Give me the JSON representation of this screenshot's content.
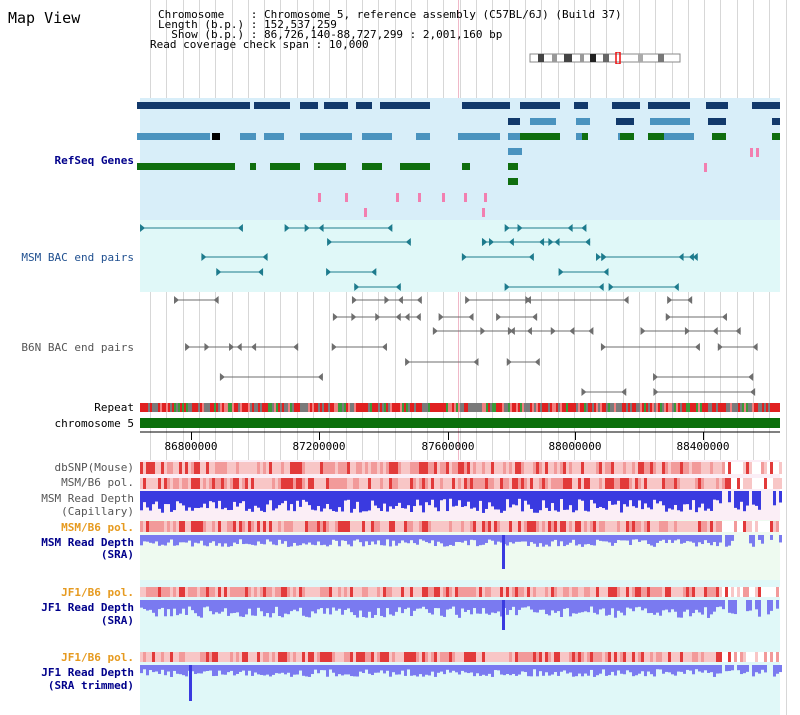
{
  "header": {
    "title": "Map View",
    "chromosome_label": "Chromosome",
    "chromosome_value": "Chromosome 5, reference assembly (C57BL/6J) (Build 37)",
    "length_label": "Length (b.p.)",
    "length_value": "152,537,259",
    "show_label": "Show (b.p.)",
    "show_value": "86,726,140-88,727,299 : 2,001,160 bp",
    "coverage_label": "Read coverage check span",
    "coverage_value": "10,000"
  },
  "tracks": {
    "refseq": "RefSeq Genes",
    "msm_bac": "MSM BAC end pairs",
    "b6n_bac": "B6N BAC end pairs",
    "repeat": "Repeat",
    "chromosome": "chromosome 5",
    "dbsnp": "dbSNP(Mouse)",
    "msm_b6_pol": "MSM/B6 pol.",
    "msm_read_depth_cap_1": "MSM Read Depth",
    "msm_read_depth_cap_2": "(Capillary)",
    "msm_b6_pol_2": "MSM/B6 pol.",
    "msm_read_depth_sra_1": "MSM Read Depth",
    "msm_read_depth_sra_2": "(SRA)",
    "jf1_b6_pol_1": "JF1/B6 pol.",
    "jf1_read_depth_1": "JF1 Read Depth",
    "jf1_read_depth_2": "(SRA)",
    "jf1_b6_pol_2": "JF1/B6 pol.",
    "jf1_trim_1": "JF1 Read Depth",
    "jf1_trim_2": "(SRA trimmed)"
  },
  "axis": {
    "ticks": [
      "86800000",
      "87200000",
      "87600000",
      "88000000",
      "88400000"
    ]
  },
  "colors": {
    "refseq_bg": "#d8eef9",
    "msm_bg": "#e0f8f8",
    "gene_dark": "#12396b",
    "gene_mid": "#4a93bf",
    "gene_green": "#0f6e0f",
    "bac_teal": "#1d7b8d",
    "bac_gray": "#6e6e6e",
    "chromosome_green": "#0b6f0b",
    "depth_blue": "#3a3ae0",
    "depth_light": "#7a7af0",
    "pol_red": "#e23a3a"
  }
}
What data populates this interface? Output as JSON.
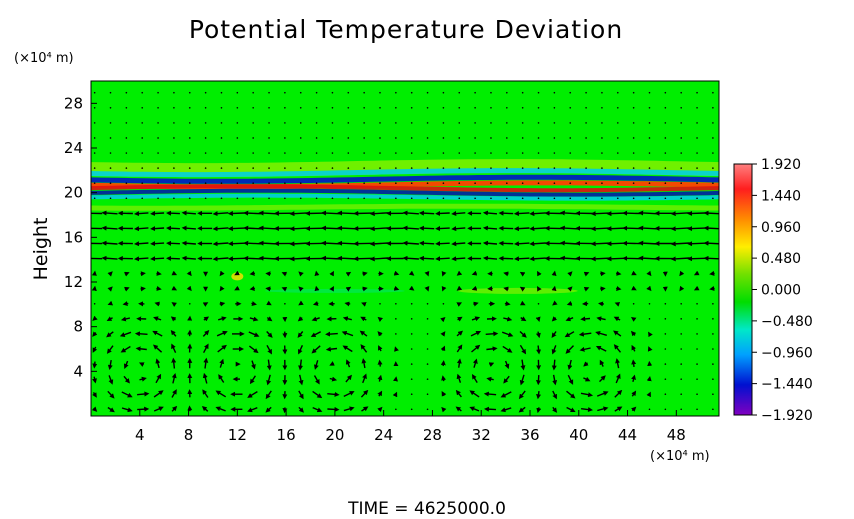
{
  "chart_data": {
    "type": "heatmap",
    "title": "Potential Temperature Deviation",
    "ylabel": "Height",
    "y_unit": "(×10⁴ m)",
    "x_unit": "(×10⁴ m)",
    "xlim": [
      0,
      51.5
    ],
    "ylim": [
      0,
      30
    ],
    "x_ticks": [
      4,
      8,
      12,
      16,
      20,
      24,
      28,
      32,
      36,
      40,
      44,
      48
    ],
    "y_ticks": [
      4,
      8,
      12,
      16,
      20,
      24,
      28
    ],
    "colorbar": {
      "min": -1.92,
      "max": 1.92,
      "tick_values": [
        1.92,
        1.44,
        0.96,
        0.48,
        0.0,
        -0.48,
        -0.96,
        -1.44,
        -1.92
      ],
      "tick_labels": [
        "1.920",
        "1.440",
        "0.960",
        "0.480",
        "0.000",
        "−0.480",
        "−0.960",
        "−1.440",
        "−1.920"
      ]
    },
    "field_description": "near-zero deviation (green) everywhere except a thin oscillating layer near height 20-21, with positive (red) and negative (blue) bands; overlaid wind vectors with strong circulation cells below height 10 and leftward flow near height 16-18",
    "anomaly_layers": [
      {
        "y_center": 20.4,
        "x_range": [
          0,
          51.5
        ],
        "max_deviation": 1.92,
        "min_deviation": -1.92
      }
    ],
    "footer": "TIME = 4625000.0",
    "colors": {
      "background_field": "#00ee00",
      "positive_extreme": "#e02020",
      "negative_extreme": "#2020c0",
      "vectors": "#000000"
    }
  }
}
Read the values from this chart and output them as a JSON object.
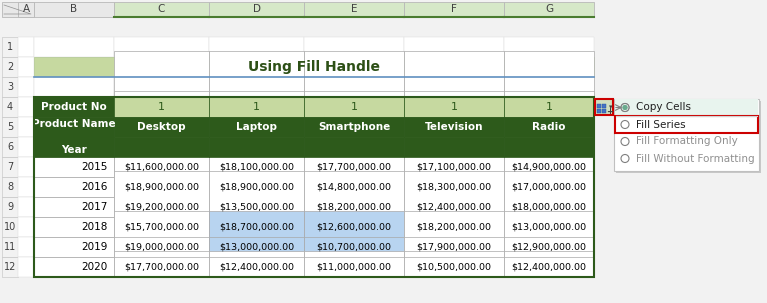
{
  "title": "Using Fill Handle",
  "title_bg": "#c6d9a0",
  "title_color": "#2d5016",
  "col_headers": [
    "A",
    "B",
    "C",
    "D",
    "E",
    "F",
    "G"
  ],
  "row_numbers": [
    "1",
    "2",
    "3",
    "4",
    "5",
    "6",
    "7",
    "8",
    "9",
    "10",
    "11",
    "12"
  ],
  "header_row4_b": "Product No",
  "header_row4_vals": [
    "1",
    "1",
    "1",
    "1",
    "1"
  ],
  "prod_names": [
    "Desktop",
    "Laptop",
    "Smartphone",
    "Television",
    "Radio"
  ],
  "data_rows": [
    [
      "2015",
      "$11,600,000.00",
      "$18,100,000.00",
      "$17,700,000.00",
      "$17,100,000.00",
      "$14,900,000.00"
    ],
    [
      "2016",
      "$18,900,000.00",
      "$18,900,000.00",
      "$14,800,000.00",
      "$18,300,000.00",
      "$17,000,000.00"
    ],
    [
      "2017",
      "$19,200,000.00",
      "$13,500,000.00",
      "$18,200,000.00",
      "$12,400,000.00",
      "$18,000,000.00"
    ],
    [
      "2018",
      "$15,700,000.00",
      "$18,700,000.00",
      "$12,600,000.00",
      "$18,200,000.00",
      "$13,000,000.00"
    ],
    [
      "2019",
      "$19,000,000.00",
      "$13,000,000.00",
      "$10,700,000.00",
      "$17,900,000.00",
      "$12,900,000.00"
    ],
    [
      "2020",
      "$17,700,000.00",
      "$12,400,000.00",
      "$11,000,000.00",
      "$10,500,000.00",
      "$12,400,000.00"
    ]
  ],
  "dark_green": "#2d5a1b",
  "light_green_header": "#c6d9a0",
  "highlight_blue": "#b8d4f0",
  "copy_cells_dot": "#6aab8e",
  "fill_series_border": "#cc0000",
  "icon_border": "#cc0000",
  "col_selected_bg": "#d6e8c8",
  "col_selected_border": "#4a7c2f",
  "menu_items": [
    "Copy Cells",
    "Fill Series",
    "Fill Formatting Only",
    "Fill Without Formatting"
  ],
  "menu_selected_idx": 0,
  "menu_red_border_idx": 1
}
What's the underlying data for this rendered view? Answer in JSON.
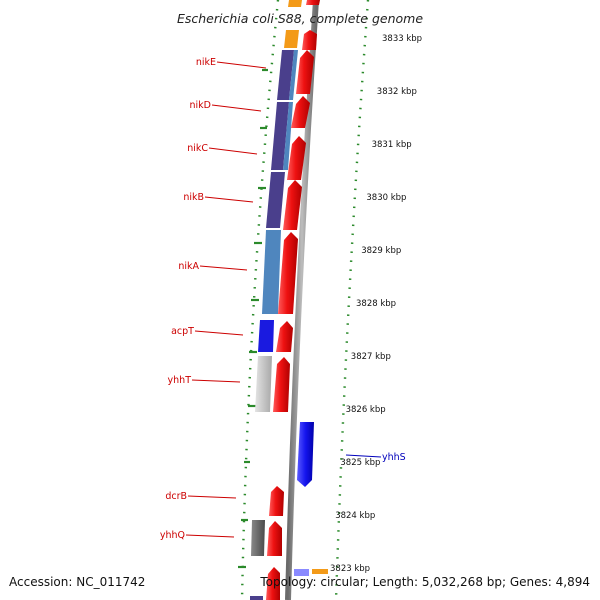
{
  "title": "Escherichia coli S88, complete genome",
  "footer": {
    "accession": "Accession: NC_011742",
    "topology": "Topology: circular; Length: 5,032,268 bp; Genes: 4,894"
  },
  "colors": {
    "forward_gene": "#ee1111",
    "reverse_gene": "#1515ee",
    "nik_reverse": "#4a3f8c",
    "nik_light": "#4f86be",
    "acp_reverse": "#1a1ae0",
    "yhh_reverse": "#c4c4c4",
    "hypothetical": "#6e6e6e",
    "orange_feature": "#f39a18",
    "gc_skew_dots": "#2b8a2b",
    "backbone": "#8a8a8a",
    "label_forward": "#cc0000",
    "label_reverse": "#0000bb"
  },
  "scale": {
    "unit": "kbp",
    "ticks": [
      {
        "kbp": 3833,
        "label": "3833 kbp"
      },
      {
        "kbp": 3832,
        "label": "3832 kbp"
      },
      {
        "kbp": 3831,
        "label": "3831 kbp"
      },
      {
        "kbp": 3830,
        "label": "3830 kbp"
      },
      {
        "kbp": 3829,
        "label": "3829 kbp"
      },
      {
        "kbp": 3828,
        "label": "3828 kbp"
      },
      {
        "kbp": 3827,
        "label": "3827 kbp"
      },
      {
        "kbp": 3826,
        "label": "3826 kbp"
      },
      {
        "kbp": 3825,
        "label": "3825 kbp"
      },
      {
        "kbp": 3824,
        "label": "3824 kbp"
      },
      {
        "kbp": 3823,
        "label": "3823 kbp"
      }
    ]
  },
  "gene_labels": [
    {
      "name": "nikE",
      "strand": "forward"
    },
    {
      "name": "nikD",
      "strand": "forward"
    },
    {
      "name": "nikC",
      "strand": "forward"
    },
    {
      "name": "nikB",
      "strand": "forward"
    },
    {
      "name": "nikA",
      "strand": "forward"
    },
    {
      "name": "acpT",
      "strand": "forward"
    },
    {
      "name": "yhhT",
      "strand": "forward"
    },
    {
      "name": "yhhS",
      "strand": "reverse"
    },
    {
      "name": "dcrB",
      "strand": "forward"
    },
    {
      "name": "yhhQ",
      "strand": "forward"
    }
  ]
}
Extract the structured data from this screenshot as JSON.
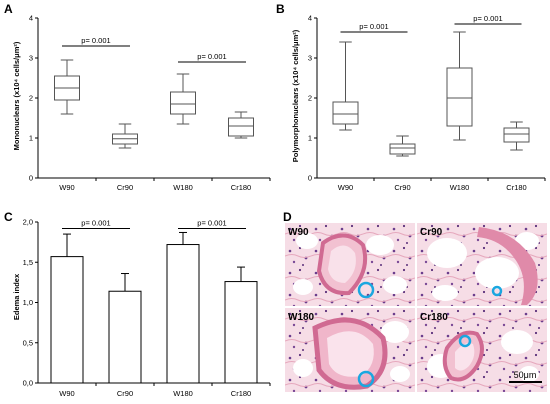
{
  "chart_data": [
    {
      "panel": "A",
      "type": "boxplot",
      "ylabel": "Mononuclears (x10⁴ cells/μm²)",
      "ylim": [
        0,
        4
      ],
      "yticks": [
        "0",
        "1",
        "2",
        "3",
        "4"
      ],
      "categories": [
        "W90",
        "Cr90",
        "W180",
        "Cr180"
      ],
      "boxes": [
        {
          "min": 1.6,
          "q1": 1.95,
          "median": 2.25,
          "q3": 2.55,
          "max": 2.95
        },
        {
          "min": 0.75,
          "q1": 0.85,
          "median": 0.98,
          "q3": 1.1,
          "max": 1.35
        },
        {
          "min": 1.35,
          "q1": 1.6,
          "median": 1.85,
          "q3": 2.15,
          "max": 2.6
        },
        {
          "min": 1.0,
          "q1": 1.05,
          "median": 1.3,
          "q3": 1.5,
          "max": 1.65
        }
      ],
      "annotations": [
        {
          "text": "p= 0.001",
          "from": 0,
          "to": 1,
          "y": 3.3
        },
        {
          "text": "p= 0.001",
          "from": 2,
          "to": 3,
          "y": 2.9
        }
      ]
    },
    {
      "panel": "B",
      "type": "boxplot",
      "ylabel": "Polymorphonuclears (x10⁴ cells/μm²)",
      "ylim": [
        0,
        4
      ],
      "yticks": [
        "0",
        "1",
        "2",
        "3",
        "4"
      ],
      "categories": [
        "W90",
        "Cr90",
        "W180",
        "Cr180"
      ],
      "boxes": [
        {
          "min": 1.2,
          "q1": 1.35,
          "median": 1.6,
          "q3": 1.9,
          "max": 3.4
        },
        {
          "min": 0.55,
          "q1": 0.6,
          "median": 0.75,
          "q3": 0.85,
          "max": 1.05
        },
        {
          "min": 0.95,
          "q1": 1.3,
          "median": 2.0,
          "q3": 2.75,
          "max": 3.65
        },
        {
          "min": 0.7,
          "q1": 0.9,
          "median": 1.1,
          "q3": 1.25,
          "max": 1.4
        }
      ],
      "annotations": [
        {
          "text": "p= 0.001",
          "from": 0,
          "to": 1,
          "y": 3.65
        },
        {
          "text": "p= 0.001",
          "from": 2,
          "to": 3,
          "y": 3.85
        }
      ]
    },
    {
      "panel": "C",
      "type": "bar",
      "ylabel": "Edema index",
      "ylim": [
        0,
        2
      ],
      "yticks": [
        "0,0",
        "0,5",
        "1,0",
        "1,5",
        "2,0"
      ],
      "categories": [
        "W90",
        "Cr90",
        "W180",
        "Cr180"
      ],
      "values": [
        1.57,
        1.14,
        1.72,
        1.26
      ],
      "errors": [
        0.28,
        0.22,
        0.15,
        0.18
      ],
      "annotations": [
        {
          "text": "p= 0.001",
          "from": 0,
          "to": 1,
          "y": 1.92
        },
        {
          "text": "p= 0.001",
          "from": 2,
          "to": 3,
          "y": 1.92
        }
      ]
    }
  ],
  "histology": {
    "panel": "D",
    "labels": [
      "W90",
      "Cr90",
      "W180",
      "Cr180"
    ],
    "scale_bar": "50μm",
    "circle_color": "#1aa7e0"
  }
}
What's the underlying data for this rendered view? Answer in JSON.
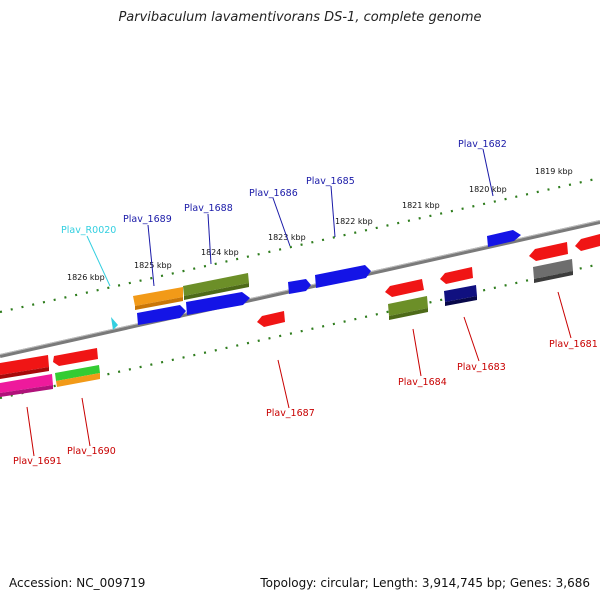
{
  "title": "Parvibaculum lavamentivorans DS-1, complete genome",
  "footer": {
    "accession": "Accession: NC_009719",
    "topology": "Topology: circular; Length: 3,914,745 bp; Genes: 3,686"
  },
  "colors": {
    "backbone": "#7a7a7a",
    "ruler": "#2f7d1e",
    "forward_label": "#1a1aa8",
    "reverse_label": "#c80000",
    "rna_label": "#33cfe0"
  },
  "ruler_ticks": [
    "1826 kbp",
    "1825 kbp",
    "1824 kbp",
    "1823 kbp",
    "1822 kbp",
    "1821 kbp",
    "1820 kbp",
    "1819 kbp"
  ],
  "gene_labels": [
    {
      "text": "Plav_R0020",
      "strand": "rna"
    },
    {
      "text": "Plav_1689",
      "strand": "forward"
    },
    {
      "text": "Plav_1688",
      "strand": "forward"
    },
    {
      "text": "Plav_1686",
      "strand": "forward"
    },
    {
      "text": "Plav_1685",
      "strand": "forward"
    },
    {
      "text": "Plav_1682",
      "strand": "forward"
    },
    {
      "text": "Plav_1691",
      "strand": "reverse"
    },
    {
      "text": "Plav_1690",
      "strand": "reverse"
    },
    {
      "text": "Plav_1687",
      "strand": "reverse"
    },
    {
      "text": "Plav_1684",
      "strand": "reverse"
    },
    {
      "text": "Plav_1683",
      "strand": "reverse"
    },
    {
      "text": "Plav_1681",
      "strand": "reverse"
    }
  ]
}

***

TASK OBJECTIVE =>
Whenever a line in the records above contains the string "genome", copy that line.

PROBLEM SOLUTION =>
  "title": "Escherichia coli S88, complete genome",
  "title": "Parvibaculum lavamentivorans DS-1, complete genome",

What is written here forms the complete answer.